| What you have to do |
Please retype the records below exactly, leaving out any pictures.

-------

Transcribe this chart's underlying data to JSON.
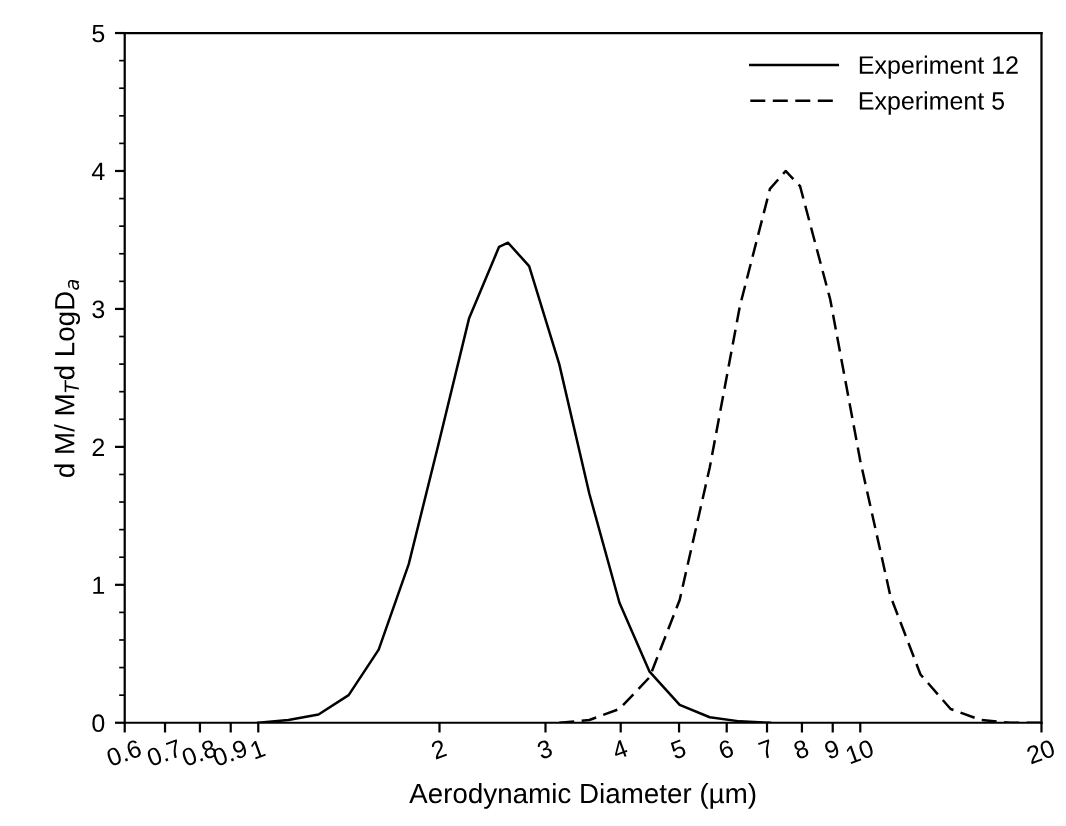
{
  "chart_data": {
    "type": "line",
    "xlabel": "Aerodynamic Diameter (µm)",
    "ylabel": "d M/ M$_{T}$d LogD$_{a}$",
    "log": "x",
    "xlim": [
      0.6,
      20
    ],
    "xticks": [
      0.6,
      0.7,
      0.8,
      0.9,
      1,
      2,
      3,
      4,
      5,
      6,
      7,
      8,
      9,
      10,
      20
    ],
    "ylim": [
      0,
      5
    ],
    "yticks": [
      0,
      1,
      2,
      3,
      4,
      5
    ],
    "grid": false,
    "legend": "top right",
    "marker": "none",
    "series": [
      {
        "name": "Experiment 12",
        "color": "#000000",
        "line_style": "solid",
        "x": [
          1,
          1.122,
          1.259,
          1.413,
          1.585,
          1.778,
          1.995,
          2.239,
          2.512,
          2.6,
          2.818,
          3.162,
          3.548,
          3.981,
          4.467,
          5.012,
          5.623,
          6.31,
          7.079
        ],
        "values": [
          0.0,
          0.02,
          0.06,
          0.2,
          0.53,
          1.15,
          2.03,
          2.93,
          3.45,
          3.48,
          3.31,
          2.6,
          1.66,
          0.87,
          0.37,
          0.13,
          0.04,
          0.01,
          0.0
        ]
      },
      {
        "name": "Experiment 5",
        "color": "#000000",
        "line_style": "dashed",
        "x": [
          3.162,
          3.548,
          3.981,
          4.467,
          5.012,
          5.623,
          6.31,
          7.079,
          7.516,
          7.943,
          8.913,
          10,
          11.22,
          12.59,
          14.13,
          15.85,
          17.78,
          19.95
        ],
        "values": [
          0.0,
          0.02,
          0.1,
          0.33,
          0.89,
          1.85,
          3.02,
          3.87,
          4.0,
          3.89,
          3.07,
          1.9,
          0.92,
          0.35,
          0.1,
          0.02,
          0.0,
          0.0
        ]
      }
    ]
  }
}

-------

| Answer to this problem |
Transcribe this chart's underlying data to JSON.
{
  "chart_data": {
    "type": "line",
    "xlabel": "Aerodynamic Diameter (µm)",
    "ylabel": "d M/ M$_{T}$d LogD$_{a}$",
    "log": "x",
    "xlim": [
      0.6,
      20
    ],
    "xticks": [
      0.6,
      0.7,
      0.8,
      0.9,
      1,
      2,
      3,
      4,
      5,
      6,
      7,
      8,
      9,
      10,
      20
    ],
    "ylim": [
      0,
      5
    ],
    "yticks": [
      0,
      1,
      2,
      3,
      4,
      5
    ],
    "grid": false,
    "legend": "top right",
    "marker": "none",
    "series": [
      {
        "name": "Experiment 12",
        "color": "#000000",
        "line_style": "solid",
        "x": [
          1,
          1.122,
          1.259,
          1.413,
          1.585,
          1.778,
          1.995,
          2.239,
          2.512,
          2.6,
          2.818,
          3.162,
          3.548,
          3.981,
          4.467,
          5.012,
          5.623,
          6.31,
          7.079
        ],
        "values": [
          0.0,
          0.02,
          0.06,
          0.2,
          0.53,
          1.15,
          2.03,
          2.93,
          3.45,
          3.48,
          3.31,
          2.6,
          1.66,
          0.87,
          0.37,
          0.13,
          0.04,
          0.01,
          0.0
        ]
      },
      {
        "name": "Experiment 5",
        "color": "#000000",
        "line_style": "dashed",
        "x": [
          3.162,
          3.548,
          3.981,
          4.467,
          5.012,
          5.623,
          6.31,
          7.079,
          7.516,
          7.943,
          8.913,
          10,
          11.22,
          12.59,
          14.13,
          15.85,
          17.78,
          19.95
        ],
        "values": [
          0.0,
          0.02,
          0.1,
          0.33,
          0.89,
          1.85,
          3.02,
          3.87,
          4.0,
          3.89,
          3.07,
          1.9,
          0.92,
          0.35,
          0.1,
          0.02,
          0.0,
          0.0
        ]
      }
    ]
  }
}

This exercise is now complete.